THE PROBLEM: Reproduce all the material exactly, minus any pictures it holds.

Extracted records:
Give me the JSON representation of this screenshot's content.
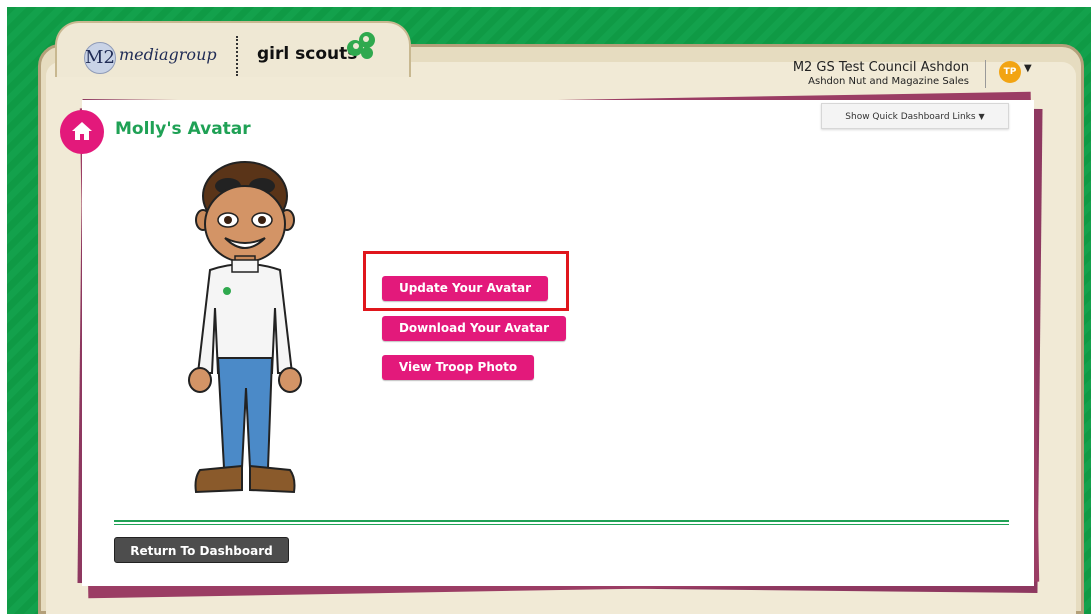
{
  "header": {
    "logo": {
      "m2_text": "M2",
      "mediagroup_text": "mediagroup",
      "girlscouts_text": "girl scouts"
    },
    "council_name": "M2 GS Test Council Ashdon",
    "sale_name": "Ashdon Nut and Magazine Sales",
    "user_initials": "TP"
  },
  "page": {
    "title": "Molly's Avatar",
    "quick_links_label": "Show Quick Dashboard Links"
  },
  "actions": {
    "update_avatar": "Update Your Avatar",
    "download_avatar": "Download Your Avatar",
    "view_troop_photo": "View Troop Photo",
    "return_dashboard": "Return To Dashboard"
  },
  "colors": {
    "accent_pink": "#e3197b",
    "accent_green": "#1fa155",
    "highlight_red": "#e0161c",
    "badge_orange": "#f2a413"
  },
  "icons": {
    "home": "home-icon",
    "caret": "caret-down-icon",
    "trefoil": "girl-scouts-trefoil-icon"
  }
}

EXERCISE SOLUTION:
Give me the JSON representation of this screenshot's content.
{
  "header": {
    "logo": {
      "m2_text": "M2",
      "mediagroup_text": "mediagroup",
      "girlscouts_text": "girl scouts"
    },
    "council_name": "M2 GS Test Council Ashdon",
    "sale_name": "Ashdon Nut and Magazine Sales",
    "user_initials": "TP"
  },
  "page": {
    "title": "Molly's Avatar",
    "quick_links_label": "Show Quick Dashboard Links"
  },
  "actions": {
    "update_avatar": "Update Your Avatar",
    "download_avatar": "Download Your Avatar",
    "view_troop_photo": "View Troop Photo",
    "return_dashboard": "Return To Dashboard"
  },
  "colors": {
    "accent_pink": "#e3197b",
    "accent_green": "#1fa155",
    "highlight_red": "#e0161c",
    "badge_orange": "#f2a413"
  },
  "icons": {
    "home": "home-icon",
    "caret": "caret-down-icon",
    "trefoil": "girl-scouts-trefoil-icon"
  }
}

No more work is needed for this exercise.